■ WRITTEN REQUEST: Hunt for the word "fournir" across the entries below, copying each line that holds it.

###

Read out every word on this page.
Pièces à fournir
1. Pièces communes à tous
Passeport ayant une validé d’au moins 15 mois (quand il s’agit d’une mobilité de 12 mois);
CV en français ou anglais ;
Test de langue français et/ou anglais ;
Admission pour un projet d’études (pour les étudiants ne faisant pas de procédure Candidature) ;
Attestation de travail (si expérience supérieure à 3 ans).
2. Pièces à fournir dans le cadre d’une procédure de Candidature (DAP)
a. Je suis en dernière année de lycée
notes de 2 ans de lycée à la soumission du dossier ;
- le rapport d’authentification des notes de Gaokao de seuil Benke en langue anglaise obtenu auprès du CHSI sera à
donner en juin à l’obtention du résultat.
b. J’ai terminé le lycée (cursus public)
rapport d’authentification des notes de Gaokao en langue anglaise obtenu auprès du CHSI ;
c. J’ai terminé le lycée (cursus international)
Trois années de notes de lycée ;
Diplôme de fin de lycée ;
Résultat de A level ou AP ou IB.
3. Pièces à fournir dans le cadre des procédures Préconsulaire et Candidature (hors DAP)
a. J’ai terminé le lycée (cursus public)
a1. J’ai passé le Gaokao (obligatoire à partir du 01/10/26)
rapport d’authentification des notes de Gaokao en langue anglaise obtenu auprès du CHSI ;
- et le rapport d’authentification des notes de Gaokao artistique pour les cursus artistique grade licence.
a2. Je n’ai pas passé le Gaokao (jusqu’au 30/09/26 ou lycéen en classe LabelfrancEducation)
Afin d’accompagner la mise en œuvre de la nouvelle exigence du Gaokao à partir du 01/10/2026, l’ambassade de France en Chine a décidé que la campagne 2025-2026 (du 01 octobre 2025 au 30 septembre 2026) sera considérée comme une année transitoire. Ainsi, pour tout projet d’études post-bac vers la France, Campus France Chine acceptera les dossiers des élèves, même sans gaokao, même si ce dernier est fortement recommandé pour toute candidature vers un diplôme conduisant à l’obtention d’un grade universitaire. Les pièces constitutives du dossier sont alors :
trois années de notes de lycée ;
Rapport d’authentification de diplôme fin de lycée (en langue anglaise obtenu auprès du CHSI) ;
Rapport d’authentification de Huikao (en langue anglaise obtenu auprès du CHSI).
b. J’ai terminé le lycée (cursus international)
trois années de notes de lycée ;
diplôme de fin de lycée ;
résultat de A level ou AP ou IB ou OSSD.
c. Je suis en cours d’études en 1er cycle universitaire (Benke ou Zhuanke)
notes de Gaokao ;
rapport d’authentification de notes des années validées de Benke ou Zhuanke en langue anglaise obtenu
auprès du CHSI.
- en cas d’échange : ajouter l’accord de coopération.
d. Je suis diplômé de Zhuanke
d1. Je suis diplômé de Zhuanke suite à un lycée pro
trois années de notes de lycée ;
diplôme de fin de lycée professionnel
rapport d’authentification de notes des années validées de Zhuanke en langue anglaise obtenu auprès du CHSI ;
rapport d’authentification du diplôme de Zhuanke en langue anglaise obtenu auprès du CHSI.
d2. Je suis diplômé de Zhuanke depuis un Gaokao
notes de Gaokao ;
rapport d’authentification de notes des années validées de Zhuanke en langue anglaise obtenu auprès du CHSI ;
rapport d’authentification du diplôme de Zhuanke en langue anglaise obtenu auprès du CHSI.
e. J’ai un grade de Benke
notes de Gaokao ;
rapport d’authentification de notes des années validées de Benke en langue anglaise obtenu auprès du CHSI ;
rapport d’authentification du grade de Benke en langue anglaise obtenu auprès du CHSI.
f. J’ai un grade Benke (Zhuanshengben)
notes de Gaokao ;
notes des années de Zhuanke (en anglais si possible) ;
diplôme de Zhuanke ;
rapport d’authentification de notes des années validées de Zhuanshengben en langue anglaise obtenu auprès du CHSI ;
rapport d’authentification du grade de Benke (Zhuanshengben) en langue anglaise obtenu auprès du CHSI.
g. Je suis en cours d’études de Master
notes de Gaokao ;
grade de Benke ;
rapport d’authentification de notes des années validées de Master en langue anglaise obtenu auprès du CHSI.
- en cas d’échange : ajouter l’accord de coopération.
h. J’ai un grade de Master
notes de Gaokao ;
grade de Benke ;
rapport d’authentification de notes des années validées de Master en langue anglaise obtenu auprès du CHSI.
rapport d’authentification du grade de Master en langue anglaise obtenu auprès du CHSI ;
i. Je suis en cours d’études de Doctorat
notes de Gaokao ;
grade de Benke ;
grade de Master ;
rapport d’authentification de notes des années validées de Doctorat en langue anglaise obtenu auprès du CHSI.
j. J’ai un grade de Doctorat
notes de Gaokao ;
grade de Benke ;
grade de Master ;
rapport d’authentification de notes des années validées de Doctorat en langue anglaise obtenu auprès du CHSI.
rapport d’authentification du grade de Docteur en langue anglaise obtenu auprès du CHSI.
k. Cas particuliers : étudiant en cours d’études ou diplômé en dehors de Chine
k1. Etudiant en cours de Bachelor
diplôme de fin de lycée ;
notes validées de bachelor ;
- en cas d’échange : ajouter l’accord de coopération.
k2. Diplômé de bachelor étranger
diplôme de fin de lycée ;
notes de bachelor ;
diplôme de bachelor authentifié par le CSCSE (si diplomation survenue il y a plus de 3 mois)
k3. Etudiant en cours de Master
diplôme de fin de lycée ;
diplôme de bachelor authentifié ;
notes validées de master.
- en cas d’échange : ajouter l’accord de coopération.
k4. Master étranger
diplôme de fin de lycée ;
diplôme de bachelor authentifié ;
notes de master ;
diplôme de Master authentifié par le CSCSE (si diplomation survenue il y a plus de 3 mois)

###

■ EXERCISE OUTPUT:
Pièces à fournir
2. Pièces à fournir dans le cadre d’une procédure de Candidature (DAP)
3. Pièces à fournir dans le cadre des procédures Préconsulaire et Candidature (hors DAP)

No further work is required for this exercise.